§ **Short problem**: Reproduce the listing below character for character; drop every image.

§ **Supplied data**:
Start
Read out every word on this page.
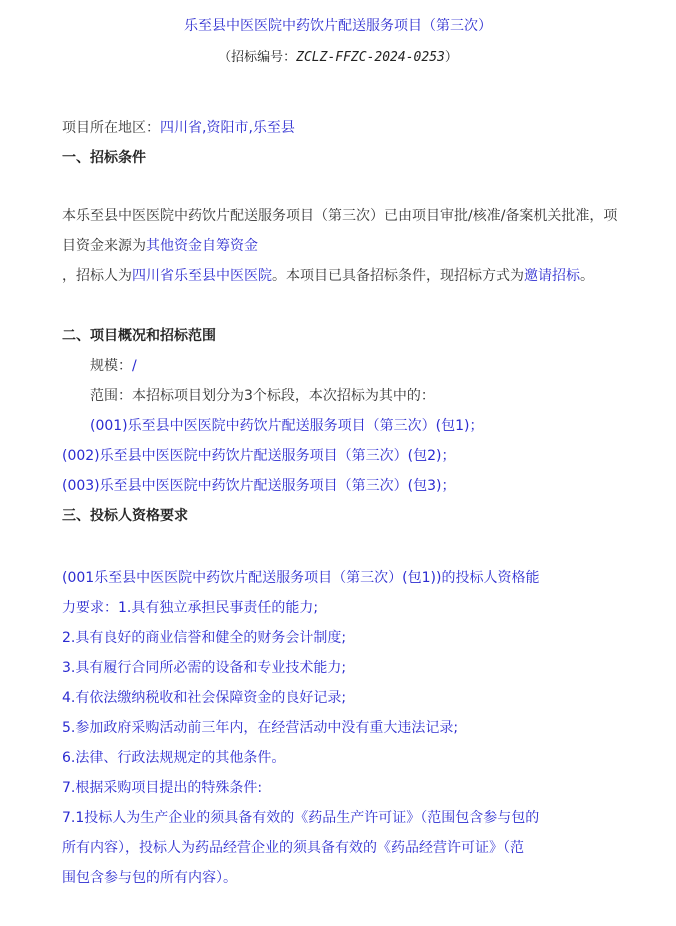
乐至县中医医院中药饮片配送服务项目（第三次）
（招标编号：ZCLZ-FFZC-2024-0253）
项目所在地区：四川省,资阳市,乐至县
一、招标条件
本乐至县中医医院中药饮片配送服务项目（第三次）已由项目审批/核准/备案机关批准，项目资金来源为其他资金自筹资金
，招标人为四川省乐至县中医医院。本项目已具备招标条件，现招标方式为邀请招标。
二、项目概况和招标范围
规模：/
范围：本招标项目划分为3个标段，本次招标为其中的：
(001)乐至县中医医院中药饮片配送服务项目（第三次）(包1)；
(002)乐至县中医医院中药饮片配送服务项目（第三次）(包2)；
(003)乐至县中医医院中药饮片配送服务项目（第三次）(包3)；
三、投标人资格要求
(001乐至县中医医院中药饮片配送服务项目（第三次）(包1))的投标人资格能
力要求：1.具有独立承担民事责任的能力;
2.具有良好的商业信誉和健全的财务会计制度;
3.具有履行合同所必需的设备和专业技术能力;
4.有依法缴纳税收和社会保障资金的良好记录;
5.参加政府采购活动前三年内，在经营活动中没有重大违法记录;
6.法律、行政法规规定的其他条件。
7.根据采购项目提出的特殊条件:
7.1投标人为生产企业的须具备有效的《药品生产许可证》（范围包含参与包的
所有内容），投标人为药品经营企业的须具备有效的《药品经营许可证》（范
围包含参与包的所有内容）。
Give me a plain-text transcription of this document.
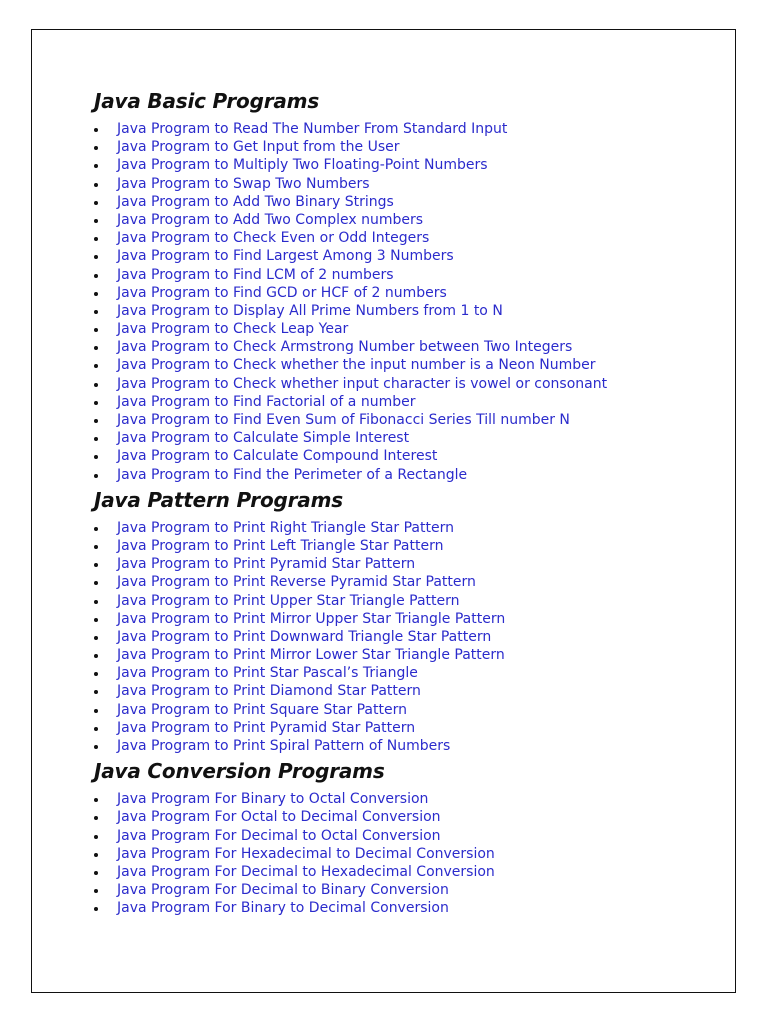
Java Basic Programs
Java Program to Read The Number From Standard Input
Java Program to Get Input from the User
Java Program to Multiply Two Floating-Point Numbers
Java Program to Swap Two Numbers
Java Program to Add Two Binary Strings
Java Program to Add Two Complex numbers
Java Program to Check Even or Odd Integers
Java Program to Find Largest Among 3 Numbers
Java Program to Find LCM of 2 numbers
Java Program to Find GCD or HCF of 2 numbers
Java Program to Display All Prime Numbers from 1 to N
Java Program to Check Leap Year
Java Program to Check Armstrong Number between Two Integers
Java Program to Check whether the input number is a Neon Number
Java Program to Check whether input character is vowel or consonant
Java Program to Find Factorial of a number
Java Program to Find Even Sum of Fibonacci Series Till number N
Java Program to Calculate Simple Interest
Java Program to Calculate Compound Interest
Java Program to Find the Perimeter of a Rectangle
Java Pattern Programs
Java Program to Print Right Triangle Star Pattern
Java Program to Print Left Triangle Star Pattern
Java Program to Print Pyramid Star Pattern
Java Program to Print Reverse Pyramid Star Pattern
Java Program to Print Upper Star Triangle Pattern
Java Program to Print Mirror Upper Star Triangle Pattern
Java Program to Print Downward Triangle Star Pattern
Java Program to Print Mirror Lower Star Triangle Pattern
Java Program to Print Star Pascal’s Triangle
Java Program to Print Diamond Star Pattern
Java Program to Print Square Star Pattern
Java Program to Print Pyramid Star Pattern
Java Program to Print Spiral Pattern of Numbers
Java Conversion Programs
Java Program For Binary to Octal Conversion
Java Program For Octal to Decimal Conversion
Java Program For Decimal to Octal Conversion
Java Program For Hexadecimal to Decimal Conversion
Java Program For Decimal to Hexadecimal Conversion
Java Program For Decimal to Binary Conversion
Java Program For Binary to Decimal Conversion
End
§ **Finished exercise**:
Read out every word on this page.
乐至县中医医院中药饮片配送服务项目（第三次）
（招标编号：ZCLZ-FFZC-2024-0253）
项目所在地区：四川省,资阳市,乐至县
一、招标条件
本乐至县中医医院中药饮片配送服务项目（第三次）已由项目审批/核准/备案机关批准，项目资金来源为其他资金自筹资金
，招标人为四川省乐至县中医医院。本项目已具备招标条件，现招标方式为邀请招标。
二、项目概况和招标范围
规模：/
范围：本招标项目划分为3个标段，本次招标为其中的：
(001)乐至县中医医院中药饮片配送服务项目（第三次）(包1)；
(002)乐至县中医医院中药饮片配送服务项目（第三次）(包2)；
(003)乐至县中医医院中药饮片配送服务项目（第三次）(包3)；
三、投标人资格要求
(001乐至县中医医院中药饮片配送服务项目（第三次）(包1))的投标人资格能
力要求：1.具有独立承担民事责任的能力;
2.具有良好的商业信誉和健全的财务会计制度;
3.具有履行合同所必需的设备和专业技术能力;
4.有依法缴纳税收和社会保障资金的良好记录;
5.参加政府采购活动前三年内，在经营活动中没有重大违法记录;
6.法律、行政法规规定的其他条件。
7.根据采购项目提出的特殊条件:
7.1投标人为生产企业的须具备有效的《药品生产许可证》（范围包含参与包的
所有内容），投标人为药品经营企业的须具备有效的《药品经营许可证》（范
围包含参与包的所有内容）。
Give me a plain-text transcription of this document.
Java Basic Programs
Java Program to Read The Number From Standard Input
Java Program to Get Input from the User
Java Program to Multiply Two Floating-Point Numbers
Java Program to Swap Two Numbers
Java Program to Add Two Binary Strings
Java Program to Add Two Complex numbers
Java Program to Check Even or Odd Integers
Java Program to Find Largest Among 3 Numbers
Java Program to Find LCM of 2 numbers
Java Program to Find GCD or HCF of 2 numbers
Java Program to Display All Prime Numbers from 1 to N
Java Program to Check Leap Year
Java Program to Check Armstrong Number between Two Integers
Java Program to Check whether the input number is a Neon Number
Java Program to Check whether input character is vowel or consonant
Java Program to Find Factorial of a number
Java Program to Find Even Sum of Fibonacci Series Till number N
Java Program to Calculate Simple Interest
Java Program to Calculate Compound Interest
Java Program to Find the Perimeter of a Rectangle
Java Pattern Programs
Java Program to Print Right Triangle Star Pattern
Java Program to Print Left Triangle Star Pattern
Java Program to Print Pyramid Star Pattern
Java Program to Print Reverse Pyramid Star Pattern
Java Program to Print Upper Star Triangle Pattern
Java Program to Print Mirror Upper Star Triangle Pattern
Java Program to Print Downward Triangle Star Pattern
Java Program to Print Mirror Lower Star Triangle Pattern
Java Program to Print Star Pascal’s Triangle
Java Program to Print Diamond Star Pattern
Java Program to Print Square Star Pattern
Java Program to Print Pyramid Star Pattern
Java Program to Print Spiral Pattern of Numbers
Java Conversion Programs
Java Program For Binary to Octal Conversion
Java Program For Octal to Decimal Conversion
Java Program For Decimal to Octal Conversion
Java Program For Hexadecimal to Decimal Conversion
Java Program For Decimal to Hexadecimal Conversion
Java Program For Decimal to Binary Conversion
Java Program For Binary to Decimal Conversion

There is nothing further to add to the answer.